- PROBLEM DETAILS -
Reproduce the lines below verbatim, from the line containing "316, 325, 331]" to the line containing "384, 71, 399]", both included.

- INPUT ROWS -

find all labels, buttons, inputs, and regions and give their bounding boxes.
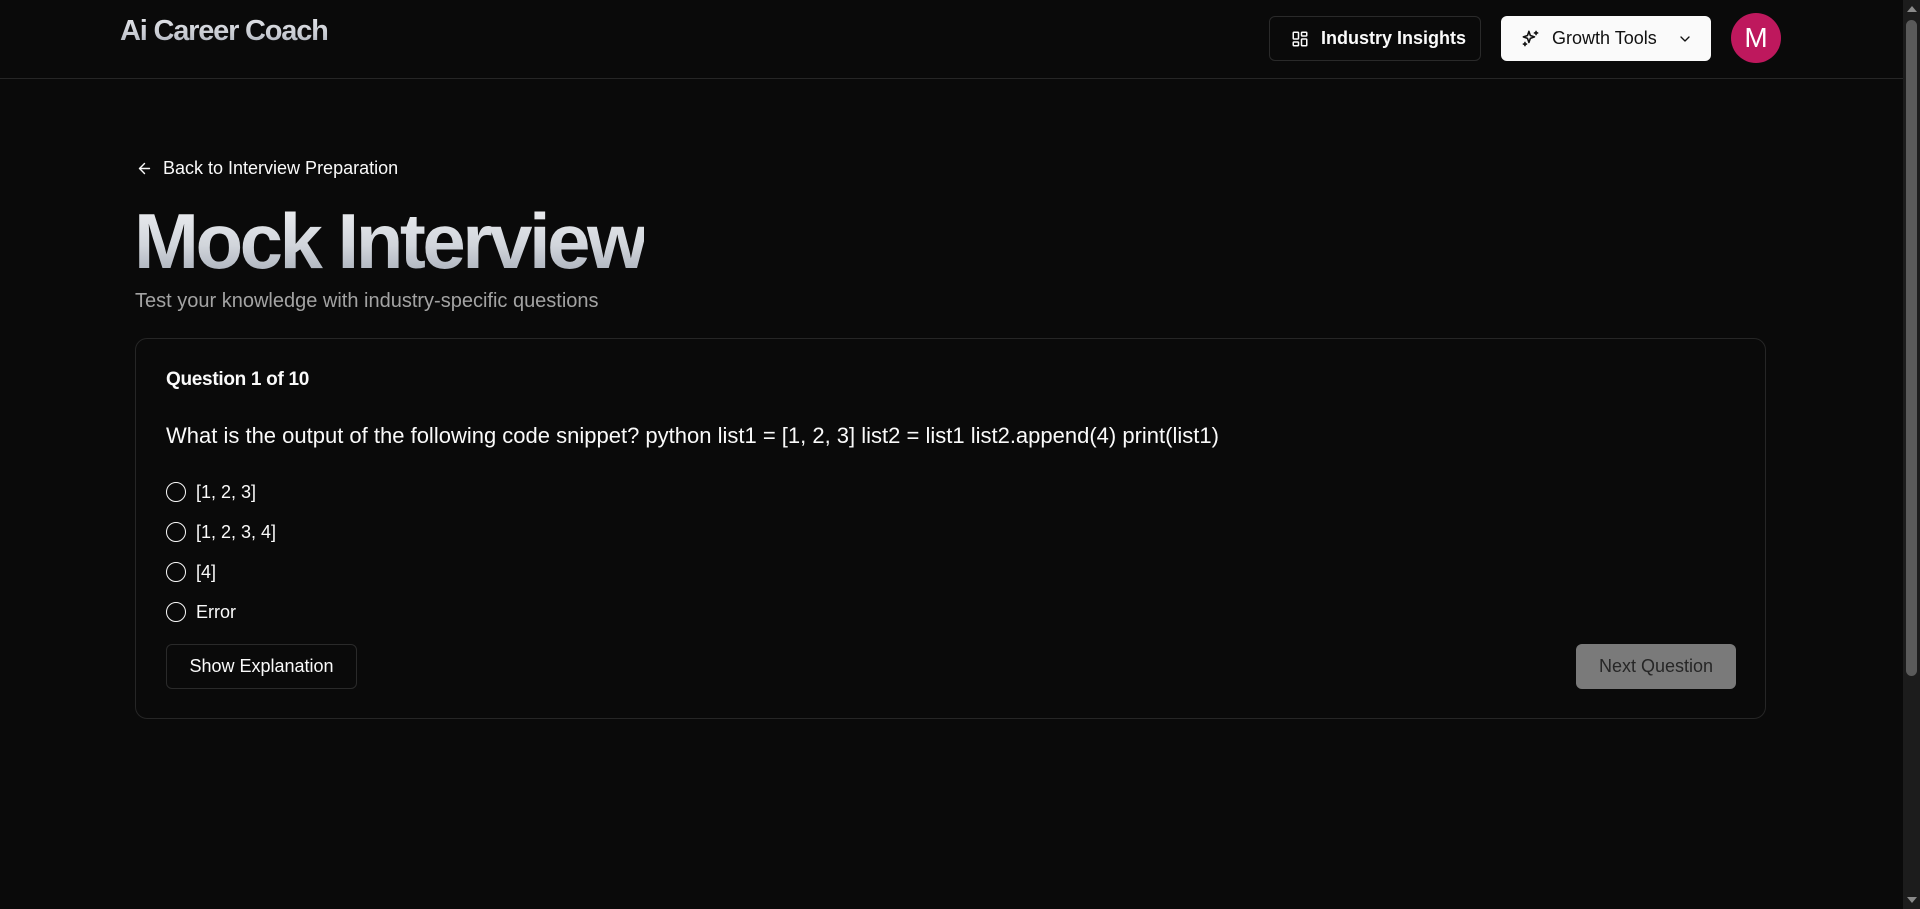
answer-option-label: [1, 2, 3] [196, 481, 257, 502]
app-logo[interactable]: Ai Career Coach [120, 15, 329, 48]
next-question-button[interactable]: Next Question [1576, 644, 1736, 689]
radio-button[interactable] [166, 482, 186, 502]
answer-option[interactable]: [1, 2, 3, 4] [166, 512, 276, 552]
answer-option-label: Error [196, 601, 236, 622]
question-text: What is the output of the following code… [166, 423, 1219, 448]
answer-option-label: [4] [196, 561, 217, 582]
industry-insights-button[interactable]: Industry Insights [1269, 16, 1481, 61]
growth-tools-dropdown[interactable]: Growth Tools [1501, 16, 1711, 61]
show-explanation-button[interactable]: Show Explanation [166, 644, 357, 689]
top-navbar: Ai Career Coach Industry Insights Growth… [0, 0, 1903, 79]
quiz-card: Question 1 of 10 What is the output of t… [135, 338, 1766, 719]
arrow-left-icon [136, 160, 153, 177]
back-link-label: Back to Interview Preparation [163, 158, 399, 178]
user-avatar[interactable]: M [1731, 13, 1781, 63]
page-subtitle: Test your knowledge with industry-specif… [135, 290, 599, 312]
vertical-scrollbar[interactable] [1903, 0, 1920, 909]
question-counter: Question 1 of 10 [166, 369, 310, 390]
chevron-down-icon [1677, 31, 1693, 47]
scroll-up-arrow-icon[interactable] [1907, 6, 1917, 12]
answer-option-label: [1, 2, 3, 4] [196, 521, 277, 542]
sparkles-icon [1521, 29, 1540, 48]
scroll-down-arrow-icon[interactable] [1907, 897, 1917, 903]
industry-insights-label: Industry Insights [1321, 28, 1467, 48]
radio-button[interactable] [166, 602, 186, 622]
page-title: Mock Interview [134, 197, 648, 285]
back-to-interview-link[interactable]: Back to Interview Preparation [136, 158, 398, 179]
growth-tools-label: Growth Tools [1552, 28, 1657, 48]
radio-button[interactable] [166, 522, 186, 542]
answer-options: [1, 2, 3] [1, 2, 3, 4] [4] Error [166, 472, 276, 632]
answer-option[interactable]: [4] [166, 552, 276, 592]
radio-button[interactable] [166, 562, 186, 582]
answer-option[interactable]: Error [166, 592, 276, 632]
answer-option[interactable]: [1, 2, 3] [166, 472, 276, 512]
scrollbar-thumb[interactable] [1906, 20, 1917, 676]
layout-dashboard-icon [1291, 30, 1309, 48]
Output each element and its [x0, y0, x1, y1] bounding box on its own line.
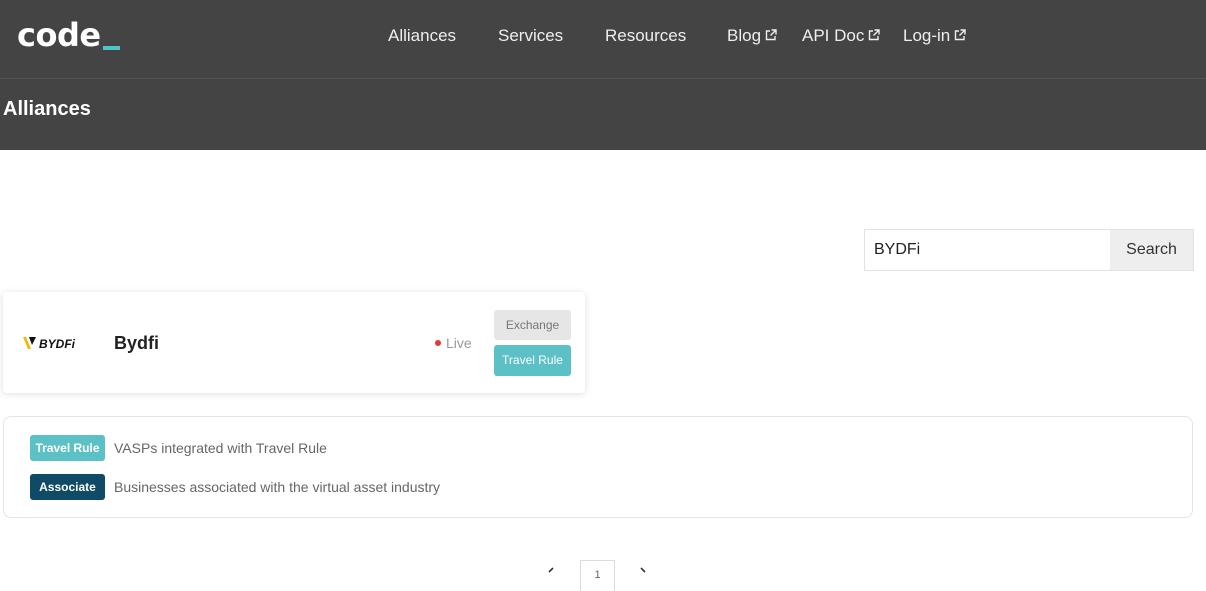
legend-badge-travel-rule: Travel Rule — [30, 435, 105, 461]
legend-description: VASPs integrated with Travel Rule — [114, 440, 327, 456]
alliance-name: Bydfi — [114, 333, 159, 353]
nav-item-label: Blog — [727, 26, 762, 45]
nav-item-services[interactable]: Services — [498, 26, 563, 46]
live-status-text: Live — [446, 335, 472, 351]
live-status-dot — [435, 340, 441, 346]
nav-item-log-in[interactable]: Log-in — [903, 26, 966, 46]
nav-item-label: API Doc — [802, 26, 865, 45]
search-button[interactable]: Search — [1110, 230, 1193, 270]
external-link-icon — [955, 29, 966, 41]
pagination-prev-icon[interactable] — [546, 566, 556, 576]
bydfi-logo-text: BYDFi — [39, 337, 76, 351]
external-link-icon — [869, 29, 881, 41]
nav-item-blog[interactable]: Blog — [727, 26, 777, 46]
search-input[interactable] — [865, 230, 1111, 270]
legend-panel: Travel Rule VASPs integrated with Travel… — [3, 416, 1193, 518]
logo-text: code — [17, 16, 101, 54]
pagination-page-button[interactable]: 1 — [580, 560, 615, 591]
logo-underscore — [102, 46, 120, 50]
nav-item-label: Alliances — [388, 26, 457, 45]
site-logo[interactable]: code — [17, 16, 120, 54]
site-header: code Alliances Services Resources Blog A… — [0, 0, 1206, 150]
alliance-card[interactable]: BYDFi Bydfi Live Exchange Travel Rule — [3, 292, 585, 393]
search-form: Search — [864, 229, 1194, 271]
nav-item-label: Services — [498, 26, 564, 45]
external-link-icon — [765, 29, 777, 41]
tag-exchange: Exchange — [494, 310, 571, 340]
nav-bar: code Alliances Services Resources Blog A… — [0, 0, 1206, 79]
page-title: Alliances — [3, 98, 91, 120]
tag-travel-rule: Travel Rule — [494, 345, 571, 376]
pagination-next-icon[interactable] — [639, 566, 649, 576]
nav-item-label: Resources — [605, 26, 687, 45]
legend-description: Businesses associated with the virtual a… — [114, 479, 441, 495]
legend-badge-associate: Associate — [30, 474, 105, 500]
nav-item-alliances[interactable]: Alliances — [388, 26, 456, 46]
nav-item-label: Log-in — [903, 26, 951, 45]
nav-item-resources[interactable]: Resources — [605, 26, 686, 46]
bydfi-logo: BYDFi — [23, 337, 76, 351]
nav-item-api-doc[interactable]: API Doc — [802, 26, 881, 46]
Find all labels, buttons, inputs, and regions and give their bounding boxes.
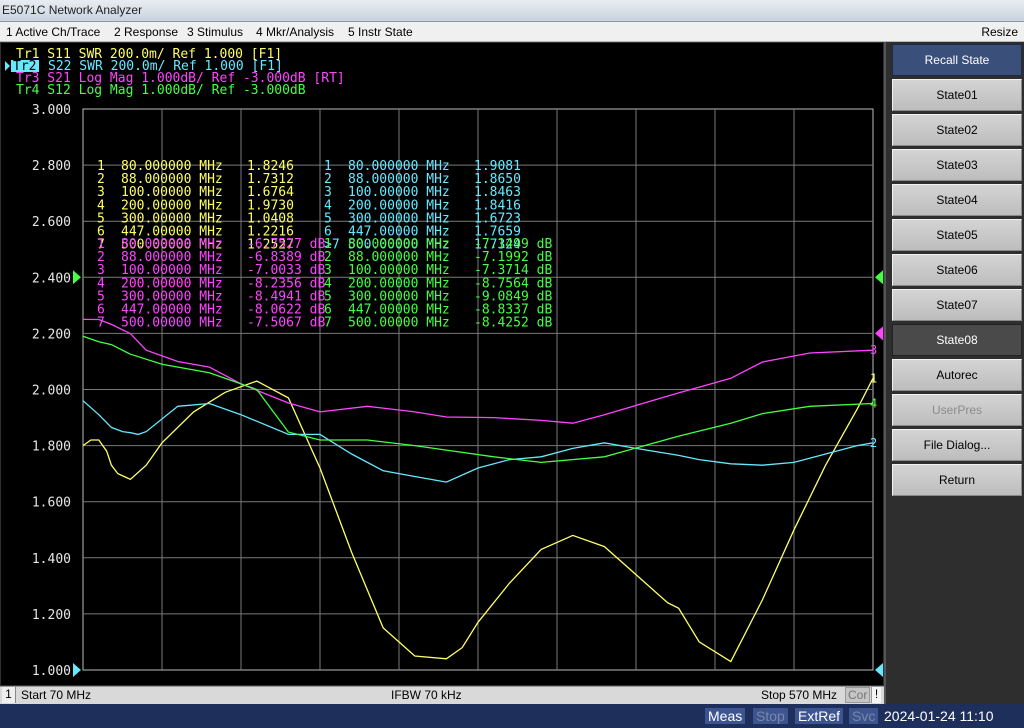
marker-value: -7.5067 dB	[247, 316, 325, 331]
status-extref: ExtRef	[795, 708, 844, 724]
trace-plot: Tr1 S11 SWR 200.0m/ Ref 1.000 [F1] Tr2 S…	[5, 47, 883, 679]
marker-table: 1 80.000000 MHz 1.82462 88.000000 MHz 1.7312…	[97, 159, 552, 331]
softkey-state05[interactable]: State05	[892, 219, 1022, 251]
ref-arrow-left-icon	[73, 270, 81, 285]
softkey-state03[interactable]: State03	[892, 149, 1022, 181]
y-tick-label: 2.000	[32, 384, 71, 399]
y-axis-tick-labels: 3.000 2.800 2.600 2.400 2.200 2.000 1.800 1.600…	[32, 103, 71, 679]
trace-end-label: 2	[870, 436, 877, 450]
ref-arrow-right-icon	[875, 663, 883, 677]
active-trace-pointer-icon	[5, 61, 10, 71]
status-meas: Meas	[705, 708, 746, 724]
window-title: E5071C Network Analyzer	[2, 3, 143, 17]
softkey-autorec[interactable]: Autorec	[892, 359, 1022, 391]
softkey-state04[interactable]: State04	[892, 184, 1022, 216]
menu-bar: 1 Active Ch/Trace 2 Response 3 Stimulus …	[0, 22, 1024, 42]
y-tick-label: 1.600	[32, 496, 71, 511]
softkey-state02[interactable]: State02	[892, 114, 1022, 146]
softkey-return[interactable]: Return	[892, 464, 1022, 496]
title-bar: E5071C Network Analyzer	[0, 0, 1024, 22]
y-tick-label: 1.200	[32, 608, 71, 623]
y-tick-label: 1.400	[32, 552, 71, 567]
status-stop: Stop	[753, 708, 788, 724]
y-tick-label: 2.600	[32, 215, 71, 230]
softkey-header-recall-state: Recall State	[892, 44, 1022, 76]
softkey-state06[interactable]: State06	[892, 254, 1022, 286]
marker-number: 7	[97, 316, 105, 331]
marker-value: -8.4252 dB	[474, 316, 552, 331]
softkey-state01[interactable]: State01	[892, 79, 1022, 111]
menu-mkr-analysis[interactable]: 4 Mkr/Analysis	[256, 25, 334, 39]
marker-frequency: 500.00000 MHz	[348, 316, 450, 331]
y-tick-label: 1.800	[32, 440, 71, 455]
measurement-screen: Tr1 S11 SWR 200.0m/ Ref 1.000 [F1] Tr2 S…	[0, 42, 884, 686]
trace-end-label: 4	[870, 397, 877, 411]
y-tick-label: 1.000	[32, 664, 71, 679]
channel-number[interactable]: 1	[2, 687, 16, 703]
menu-stimulus[interactable]: 3 Stimulus	[187, 25, 243, 39]
stop-frequency[interactable]: Stop 570 MHz	[761, 688, 837, 702]
trace-end-label: 3	[870, 343, 877, 357]
trace-lines: 1 2 3 4	[82, 318, 877, 663]
ifbw-value[interactable]: IFBW 70 kHz	[391, 688, 462, 702]
softkey-file-dialog[interactable]: File Dialog...	[892, 429, 1022, 461]
ref-arrow-right-icon	[875, 270, 883, 285]
trace-label-tr4[interactable]: Tr4 S12 Log Mag 1.000dB/ Ref -3.000dB	[16, 83, 306, 98]
correction-indicator: Cor	[845, 687, 871, 703]
softkey-state07[interactable]: State07	[892, 289, 1022, 321]
softkey-userpres[interactable]: UserPres	[892, 394, 1022, 426]
instrument-status-bar: Meas Stop ExtRef Svc 2024-01-24 11:10	[0, 704, 1024, 728]
ref-arrow-left-icon	[73, 663, 81, 677]
marker-number: 7	[324, 316, 332, 331]
ref-arrow-right-icon	[875, 326, 883, 341]
y-tick-label: 2.400	[32, 271, 71, 286]
menu-active-ch-trace[interactable]: 1 Active Ch/Trace	[6, 25, 100, 39]
y-tick-label: 3.000	[32, 103, 71, 118]
marker-frequency: 500.00000 MHz	[121, 316, 223, 331]
softkey-panel: Recall State State01 State02 State03 Sta…	[884, 42, 1024, 704]
trace-end-label: 1	[870, 371, 877, 385]
status-datetime: 2024-01-24 11:10	[884, 708, 994, 724]
status-svc: Svc	[849, 708, 879, 724]
y-tick-label: 2.200	[32, 327, 71, 342]
softkey-state08[interactable]: State08	[892, 324, 1022, 356]
channel-status-bar: 1 Start 70 MHz IFBW 70 kHz Stop 570 MHz …	[0, 686, 884, 704]
resize-button[interactable]: Resize	[981, 25, 1018, 39]
warning-indicator: !	[871, 687, 881, 703]
menu-instr-state[interactable]: 5 Instr State	[348, 25, 413, 39]
y-tick-label: 2.800	[32, 159, 71, 174]
menu-response[interactable]: 2 Response	[114, 25, 178, 39]
start-frequency[interactable]: Start 70 MHz	[21, 688, 91, 702]
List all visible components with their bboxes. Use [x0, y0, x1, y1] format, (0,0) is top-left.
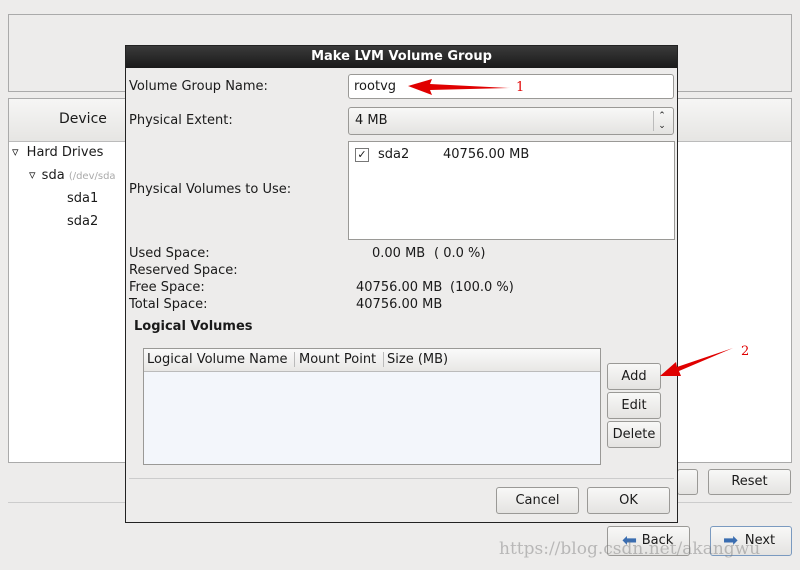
annotation-arrows [408, 79, 733, 376]
annotation-arrow-1 [408, 79, 510, 95]
watermark: https://blog.csdn.net/akangwu [499, 539, 761, 559]
annotation-2: 2 [741, 344, 750, 359]
annotation-arrow-2 [660, 348, 733, 376]
annotation-1: 1 [516, 80, 525, 95]
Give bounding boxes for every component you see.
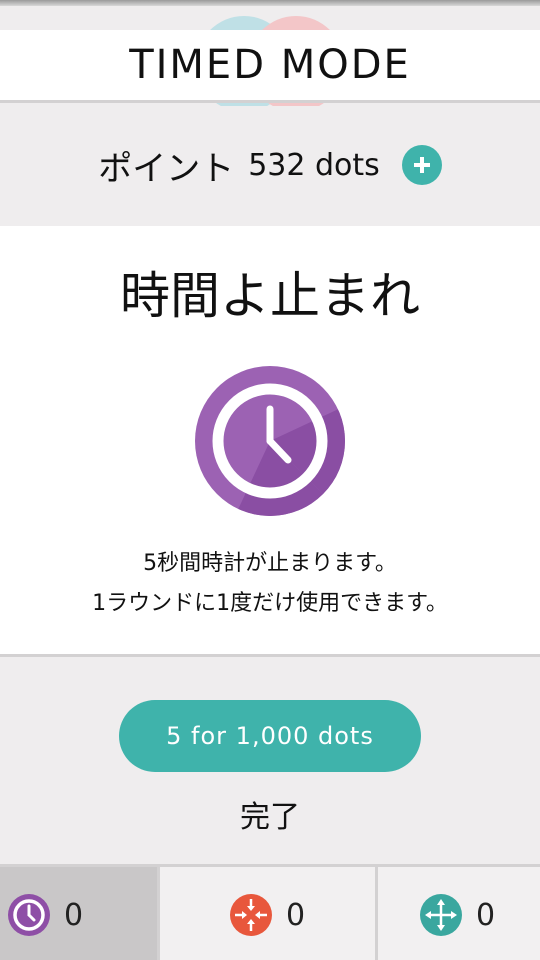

- ANSWER TO THE TASK -
marker-value: -7.5067 dB	[247, 316, 325, 331]
status-extref: ExtRef	[795, 708, 844, 724]
trace-plot: Tr1 S11 SWR 200.0m/ Ref 1.000 [F1] Tr2 S…	[5, 47, 883, 679]
marker-table: 1 80.000000 MHz 1.82462 88.000000 MHz 1.7312…	[97, 159, 552, 331]
softkey-state05[interactable]: State05	[892, 219, 1022, 251]
ref-arrow-left-icon	[73, 270, 81, 285]
softkey-state03[interactable]: State03	[892, 149, 1022, 181]
y-tick-label: 2.000	[32, 384, 71, 399]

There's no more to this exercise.